> **Directive**
From the listing below, pull out all lines with "color" in them.

> **Source data**
-=-=-=-=-

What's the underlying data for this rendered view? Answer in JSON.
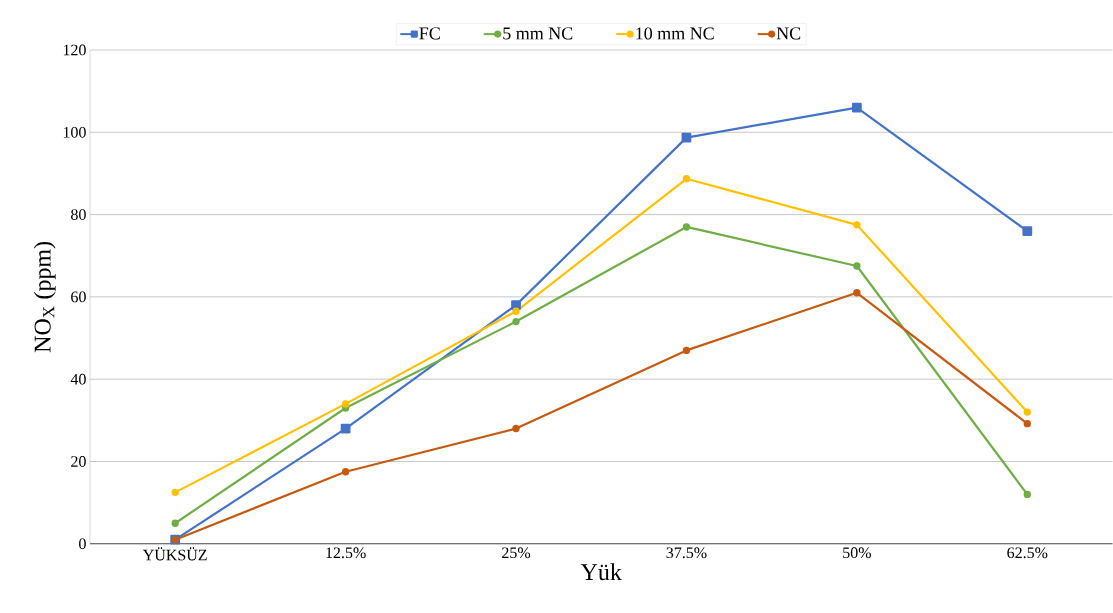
{
  "chart_data": {
    "type": "line",
    "xlabel": "Yük",
    "ylabel": "NO$_{X}$  (ppm)",
    "categories": [
      "YÜKSÜZ",
      "12.5%",
      "25%",
      "37.5%",
      "50%",
      "62.5%"
    ],
    "series": [
      {
        "name": "FC",
        "color": "#4472c4",
        "marker": "square",
        "values": [
          1,
          28,
          58,
          98.7,
          106,
          76
        ]
      },
      {
        "name": "5 mm NC",
        "color": "#70ad47",
        "marker": "circle",
        "values": [
          5,
          33,
          54,
          77,
          67.5,
          12
        ]
      },
      {
        "name": "10 mm NC",
        "color": "#ffc000",
        "marker": "circle",
        "values": [
          12.5,
          34,
          56.5,
          88.7,
          77.5,
          32
        ]
      },
      {
        "name": "NC",
        "color": "#c55a11",
        "marker": "circle",
        "values": [
          1,
          17.5,
          28,
          47,
          61,
          29.2
        ]
      }
    ],
    "ylim": [
      0,
      120
    ],
    "yticks": [
      0,
      20,
      40,
      60,
      80,
      100,
      120
    ],
    "grid": "y",
    "legend": "top",
    "line_style": "solid"
  }
}
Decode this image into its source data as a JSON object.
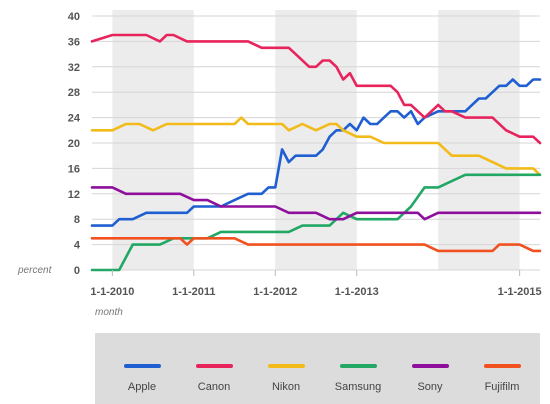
{
  "chart_data": {
    "type": "line",
    "title": "",
    "xlabel": "month",
    "ylabel": "percent",
    "ylim": [
      0,
      40
    ],
    "y_ticks": [
      0,
      4,
      8,
      12,
      16,
      20,
      24,
      28,
      32,
      36,
      40
    ],
    "x_ticks": [
      "1-1-2010",
      "1-1-2011",
      "1-1-2012",
      "1-1-2013",
      "1-1-2015"
    ],
    "x_range": [
      "2009-10",
      "2015-04"
    ],
    "grid": true,
    "background_bands": "alternating yearly shading",
    "legend_position": "bottom",
    "series": [
      {
        "name": "Apple",
        "color": "#1f5fd1",
        "x": [
          "2009-10",
          "2010-01",
          "2010-02",
          "2010-04",
          "2010-06",
          "2010-08",
          "2010-10",
          "2010-12",
          "2011-01",
          "2011-03",
          "2011-05",
          "2011-07",
          "2011-09",
          "2011-11",
          "2011-12",
          "2012-01",
          "2012-02",
          "2012-03",
          "2012-04",
          "2012-05",
          "2012-06",
          "2012-07",
          "2012-08",
          "2012-09",
          "2012-10",
          "2012-11",
          "2012-12",
          "2013-01",
          "2013-02",
          "2013-03",
          "2013-04",
          "2013-05",
          "2013-06",
          "2013-07",
          "2013-08",
          "2013-09",
          "2013-10",
          "2013-11",
          "2014-01",
          "2014-02",
          "2014-03",
          "2014-04",
          "2014-05",
          "2014-07",
          "2014-08",
          "2014-09",
          "2014-10",
          "2014-11",
          "2014-12",
          "2015-01",
          "2015-02",
          "2015-03",
          "2015-04"
        ],
        "values": [
          7,
          7,
          8,
          8,
          9,
          9,
          9,
          9,
          10,
          10,
          10,
          11,
          12,
          12,
          13,
          13,
          19,
          17,
          18,
          18,
          18,
          18,
          19,
          21,
          22,
          22,
          23,
          22,
          24,
          23,
          23,
          24,
          25,
          25,
          24,
          25,
          23,
          24,
          25,
          25,
          25,
          25,
          25,
          27,
          27,
          28,
          29,
          29,
          30,
          29,
          29,
          30,
          30
        ]
      },
      {
        "name": "Canon",
        "color": "#e8245d",
        "x": [
          "2009-10",
          "2010-01",
          "2010-03",
          "2010-05",
          "2010-06",
          "2010-08",
          "2010-09",
          "2010-10",
          "2010-12",
          "2011-02",
          "2011-04",
          "2011-06",
          "2011-07",
          "2011-09",
          "2011-11",
          "2011-12",
          "2012-01",
          "2012-02",
          "2012-03",
          "2012-04",
          "2012-06",
          "2012-07",
          "2012-08",
          "2012-09",
          "2012-10",
          "2012-11",
          "2012-12",
          "2013-01",
          "2013-03",
          "2013-04",
          "2013-05",
          "2013-06",
          "2013-07",
          "2013-08",
          "2013-09",
          "2013-10",
          "2013-11",
          "2013-12",
          "2014-01",
          "2014-02",
          "2014-03",
          "2014-05",
          "2014-06",
          "2014-07",
          "2014-08",
          "2014-09",
          "2014-11",
          "2015-01",
          "2015-02",
          "2015-03",
          "2015-04"
        ],
        "values": [
          36,
          37,
          37,
          37,
          37,
          36,
          37,
          37,
          36,
          36,
          36,
          36,
          36,
          36,
          35,
          35,
          35,
          35,
          35,
          34,
          32,
          32,
          33,
          33,
          32,
          30,
          31,
          29,
          29,
          29,
          29,
          29,
          28,
          26,
          26,
          25,
          24,
          25,
          26,
          25,
          25,
          24,
          24,
          24,
          24,
          24,
          22,
          21,
          21,
          21,
          20
        ]
      },
      {
        "name": "Nikon",
        "color": "#f2bb1a",
        "x": [
          "2009-10",
          "2010-01",
          "2010-03",
          "2010-05",
          "2010-07",
          "2010-09",
          "2010-11",
          "2011-01",
          "2011-03",
          "2011-05",
          "2011-07",
          "2011-08",
          "2011-09",
          "2011-11",
          "2012-01",
          "2012-02",
          "2012-03",
          "2012-05",
          "2012-07",
          "2012-09",
          "2012-10",
          "2012-11",
          "2013-01",
          "2013-03",
          "2013-05",
          "2013-07",
          "2013-09",
          "2013-11",
          "2014-01",
          "2014-03",
          "2014-04",
          "2014-05",
          "2014-07",
          "2014-09",
          "2014-11",
          "2015-01",
          "2015-03",
          "2015-04"
        ],
        "values": [
          22,
          22,
          23,
          23,
          22,
          23,
          23,
          23,
          23,
          23,
          23,
          24,
          23,
          23,
          23,
          23,
          22,
          23,
          22,
          23,
          23,
          22,
          21,
          21,
          20,
          20,
          20,
          20,
          20,
          18,
          18,
          18,
          18,
          17,
          16,
          16,
          16,
          15
        ]
      },
      {
        "name": "Samsung",
        "color": "#22a765",
        "x": [
          "2009-10",
          "2010-01",
          "2010-02",
          "2010-04",
          "2010-06",
          "2010-08",
          "2010-10",
          "2010-12",
          "2011-01",
          "2011-03",
          "2011-05",
          "2011-07",
          "2011-09",
          "2011-11",
          "2012-01",
          "2012-03",
          "2012-05",
          "2012-07",
          "2012-08",
          "2012-09",
          "2012-10",
          "2012-11",
          "2013-01",
          "2013-03",
          "2013-05",
          "2013-06",
          "2013-07",
          "2013-09",
          "2013-11",
          "2014-01",
          "2014-03",
          "2014-05",
          "2014-07",
          "2014-09",
          "2014-11",
          "2015-01",
          "2015-03",
          "2015-04"
        ],
        "values": [
          0,
          0,
          0,
          4,
          4,
          4,
          5,
          5,
          5,
          5,
          6,
          6,
          6,
          6,
          6,
          6,
          7,
          7,
          7,
          7,
          8,
          9,
          8,
          8,
          8,
          8,
          8,
          10,
          13,
          13,
          14,
          15,
          15,
          15,
          15,
          15,
          15,
          15
        ]
      },
      {
        "name": "Sony",
        "color": "#8e0f9c",
        "x": [
          "2009-10",
          "2010-01",
          "2010-03",
          "2010-05",
          "2010-07",
          "2010-09",
          "2010-11",
          "2011-01",
          "2011-03",
          "2011-05",
          "2011-07",
          "2011-09",
          "2011-11",
          "2012-01",
          "2012-03",
          "2012-05",
          "2012-07",
          "2012-09",
          "2012-11",
          "2013-01",
          "2013-03",
          "2013-05",
          "2013-07",
          "2013-09",
          "2013-10",
          "2013-11",
          "2014-01",
          "2014-03",
          "2014-05",
          "2014-07",
          "2014-09",
          "2014-11",
          "2015-01",
          "2015-03",
          "2015-04"
        ],
        "values": [
          13,
          13,
          12,
          12,
          12,
          12,
          12,
          11,
          11,
          10,
          10,
          10,
          10,
          10,
          9,
          9,
          9,
          8,
          8,
          9,
          9,
          9,
          9,
          9,
          9,
          8,
          9,
          9,
          9,
          9,
          9,
          9,
          9,
          9,
          9
        ]
      },
      {
        "name": "Fujifilm",
        "color": "#f0511f",
        "x": [
          "2009-10",
          "2010-01",
          "2010-03",
          "2010-05",
          "2010-07",
          "2010-09",
          "2010-11",
          "2010-12",
          "2011-01",
          "2011-03",
          "2011-05",
          "2011-07",
          "2011-09",
          "2011-11",
          "2012-01",
          "2012-03",
          "2012-05",
          "2012-07",
          "2012-09",
          "2012-11",
          "2013-01",
          "2013-03",
          "2013-05",
          "2013-07",
          "2013-09",
          "2013-11",
          "2014-01",
          "2014-03",
          "2014-05",
          "2014-07",
          "2014-09",
          "2014-10",
          "2014-11",
          "2015-01",
          "2015-03",
          "2015-04"
        ],
        "values": [
          5,
          5,
          5,
          5,
          5,
          5,
          5,
          4,
          5,
          5,
          5,
          5,
          4,
          4,
          4,
          4,
          4,
          4,
          4,
          4,
          4,
          4,
          4,
          4,
          4,
          4,
          3,
          3,
          3,
          3,
          3,
          4,
          4,
          4,
          3,
          3
        ]
      }
    ]
  }
}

-=-=-=-=-

> **Answer to this exercise**
        "color": "#4472c4",
        "color": "#70ad47",
        "color": "#ffc000",
        "color": "#c55a11",
        "color": "#1f5fd1",
        "color": "#e8245d",
        "color": "#f2bb1a",
        "color": "#22a765",
        "color": "#8e0f9c",
        "color": "#f0511f",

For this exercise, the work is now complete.